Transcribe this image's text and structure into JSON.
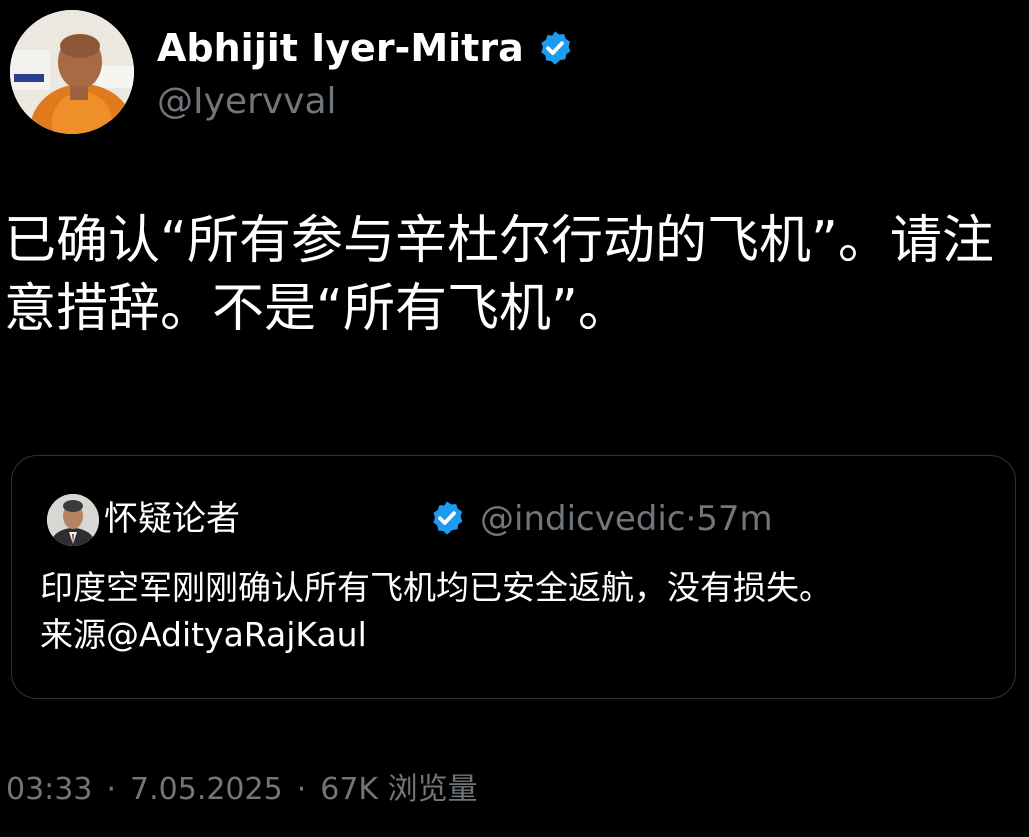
{
  "author": {
    "display_name": "Abhijit Iyer-Mitra",
    "handle": "@Iyervval",
    "avatar_icon": "user-avatar",
    "verified_icon": "verified-badge-icon"
  },
  "tweet": {
    "text": "已确认“所有参与辛杜尔行动的飞机”。请注意措辞。不是“所有飞机”。"
  },
  "quoted_tweet": {
    "display_name": "怀疑论者",
    "handle": "@indicvedic",
    "separator": "·",
    "time": "57m",
    "text_line1": "印度空军刚刚确认所有飞机均已安全返航，没有损失。",
    "text_line2": "来源@AdityaRajKaul"
  },
  "footer": {
    "time": "03:33",
    "date": "7.05.2025",
    "views_count": "67K",
    "views_label": "浏览量",
    "separator": "·"
  },
  "colors": {
    "background": "#000000",
    "primary_text": "#ffffff",
    "secondary_text": "#71767b",
    "verified_blue": "#1d9bf0",
    "card_border": "#2f3336"
  }
}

============================================================

- **TASK INSTRUCTIONS**
Transcribe every line from the records above without alteration, and leave out the images.

- **EXERCISE SOLUTION**
Transcribe this image's text and structure into JSON.
{
  "author": {
    "display_name": "Abhijit Iyer-Mitra",
    "handle": "@Iyervval",
    "avatar_icon": "user-avatar",
    "verified_icon": "verified-badge-icon"
  },
  "tweet": {
    "text": "已确认“所有参与辛杜尔行动的飞机”。请注意措辞。不是“所有飞机”。"
  },
  "quoted_tweet": {
    "display_name": "怀疑论者",
    "handle": "@indicvedic",
    "separator": "·",
    "time": "57m",
    "text_line1": "印度空军刚刚确认所有飞机均已安全返航，没有损失。",
    "text_line2": "来源@AdityaRajKaul"
  },
  "footer": {
    "time": "03:33",
    "date": "7.05.2025",
    "views_count": "67K",
    "views_label": "浏览量",
    "separator": "·"
  },
  "colors": {
    "background": "#000000",
    "primary_text": "#ffffff",
    "secondary_text": "#71767b",
    "verified_blue": "#1d9bf0",
    "card_border": "#2f3336"
  }
}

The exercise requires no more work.